Element location data:
--- BEGIN ---

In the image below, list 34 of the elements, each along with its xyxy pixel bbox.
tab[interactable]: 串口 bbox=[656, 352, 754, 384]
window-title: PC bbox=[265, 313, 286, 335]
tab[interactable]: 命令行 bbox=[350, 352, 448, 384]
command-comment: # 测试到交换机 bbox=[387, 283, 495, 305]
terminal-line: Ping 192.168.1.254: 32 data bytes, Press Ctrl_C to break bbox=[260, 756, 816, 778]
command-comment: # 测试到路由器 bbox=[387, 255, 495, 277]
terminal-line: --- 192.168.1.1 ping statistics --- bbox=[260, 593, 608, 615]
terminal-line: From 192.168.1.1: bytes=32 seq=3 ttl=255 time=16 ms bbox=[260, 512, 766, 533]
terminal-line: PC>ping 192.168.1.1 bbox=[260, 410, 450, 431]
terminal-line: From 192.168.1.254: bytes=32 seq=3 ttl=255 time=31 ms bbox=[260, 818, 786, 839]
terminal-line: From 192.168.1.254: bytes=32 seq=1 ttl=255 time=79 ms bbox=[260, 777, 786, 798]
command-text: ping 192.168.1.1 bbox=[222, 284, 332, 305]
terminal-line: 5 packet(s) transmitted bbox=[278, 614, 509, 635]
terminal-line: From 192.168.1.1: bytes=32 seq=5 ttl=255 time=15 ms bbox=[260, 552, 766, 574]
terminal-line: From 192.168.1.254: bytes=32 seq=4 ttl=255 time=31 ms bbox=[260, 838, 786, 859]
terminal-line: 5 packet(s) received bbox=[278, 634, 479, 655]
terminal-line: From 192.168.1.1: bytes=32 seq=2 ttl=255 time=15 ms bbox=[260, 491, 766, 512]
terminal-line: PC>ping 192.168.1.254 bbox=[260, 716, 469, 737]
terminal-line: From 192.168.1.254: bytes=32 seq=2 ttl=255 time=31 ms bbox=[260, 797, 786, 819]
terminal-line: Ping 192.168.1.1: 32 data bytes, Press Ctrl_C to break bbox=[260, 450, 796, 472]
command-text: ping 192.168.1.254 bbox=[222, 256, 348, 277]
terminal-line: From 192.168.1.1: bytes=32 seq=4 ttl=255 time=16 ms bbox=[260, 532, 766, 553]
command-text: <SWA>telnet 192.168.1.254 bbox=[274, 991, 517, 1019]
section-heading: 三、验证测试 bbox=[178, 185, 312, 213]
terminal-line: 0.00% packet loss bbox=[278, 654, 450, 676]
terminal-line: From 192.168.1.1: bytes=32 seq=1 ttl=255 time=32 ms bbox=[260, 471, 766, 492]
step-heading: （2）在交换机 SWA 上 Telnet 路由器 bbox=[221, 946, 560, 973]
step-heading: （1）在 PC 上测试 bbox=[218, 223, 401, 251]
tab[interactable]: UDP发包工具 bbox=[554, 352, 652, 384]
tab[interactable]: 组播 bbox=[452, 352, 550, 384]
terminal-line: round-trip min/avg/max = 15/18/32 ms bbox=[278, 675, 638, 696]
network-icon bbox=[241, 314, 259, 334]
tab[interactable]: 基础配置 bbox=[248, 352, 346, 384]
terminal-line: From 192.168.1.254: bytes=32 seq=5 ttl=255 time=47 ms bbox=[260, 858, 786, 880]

--- END ---

What needs to be done: Update the stretch of material from its start through the line containing "tab[interactable]: UDP发包工具 bbox=[554, 352, 652, 384]" by replacing every "terminal-line" with "console-line", keeping everything else unchanged.

Task result:
In the image below, list 34 of the elements, each along with its xyxy pixel bbox.
tab[interactable]: 串口 bbox=[656, 352, 754, 384]
window-title: PC bbox=[265, 313, 286, 335]
tab[interactable]: 命令行 bbox=[350, 352, 448, 384]
command-comment: # 测试到交换机 bbox=[387, 283, 495, 305]
console-line: Ping 192.168.1.254: 32 data bytes, Press Ctrl_C to break bbox=[260, 756, 816, 778]
command-comment: # 测试到路由器 bbox=[387, 255, 495, 277]
console-line: --- 192.168.1.1 ping statistics --- bbox=[260, 593, 608, 615]
console-line: From 192.168.1.1: bytes=32 seq=3 ttl=255 time=16 ms bbox=[260, 512, 766, 533]
console-line: PC>ping 192.168.1.1 bbox=[260, 410, 450, 431]
console-line: From 192.168.1.254: bytes=32 seq=3 ttl=255 time=31 ms bbox=[260, 818, 786, 839]
console-line: From 192.168.1.254: bytes=32 seq=1 ttl=255 time=79 ms bbox=[260, 777, 786, 798]
command-text: ping 192.168.1.1 bbox=[222, 284, 332, 305]
console-line: 5 packet(s) transmitted bbox=[278, 614, 509, 635]
console-line: From 192.168.1.1: bytes=32 seq=5 ttl=255 time=15 ms bbox=[260, 552, 766, 574]
console-line: From 192.168.1.254: bytes=32 seq=4 ttl=255 time=31 ms bbox=[260, 838, 786, 859]
console-line: 5 packet(s) received bbox=[278, 634, 479, 655]
console-line: From 192.168.1.1: bytes=32 seq=2 ttl=255 time=15 ms bbox=[260, 491, 766, 512]
console-line: PC>ping 192.168.1.254 bbox=[260, 716, 469, 737]
console-line: From 192.168.1.254: bytes=32 seq=2 ttl=255 time=31 ms bbox=[260, 797, 786, 819]
console-line: Ping 192.168.1.1: 32 data bytes, Press Ctrl_C to break bbox=[260, 450, 796, 472]
command-text: ping 192.168.1.254 bbox=[222, 256, 348, 277]
console-line: From 192.168.1.1: bytes=32 seq=4 ttl=255 time=16 ms bbox=[260, 532, 766, 553]
command-text: <SWA>telnet 192.168.1.254 bbox=[274, 991, 517, 1019]
section-heading: 三、验证测试 bbox=[178, 185, 312, 213]
console-line: 0.00% packet loss bbox=[278, 654, 450, 676]
console-line: From 192.168.1.1: bytes=32 seq=1 ttl=255 time=32 ms bbox=[260, 471, 766, 492]
step-heading: （2）在交换机 SWA 上 Telnet 路由器 bbox=[221, 946, 560, 973]
step-heading: （1）在 PC 上测试 bbox=[218, 223, 401, 251]
tab[interactable]: UDP发包工具 bbox=[554, 352, 652, 384]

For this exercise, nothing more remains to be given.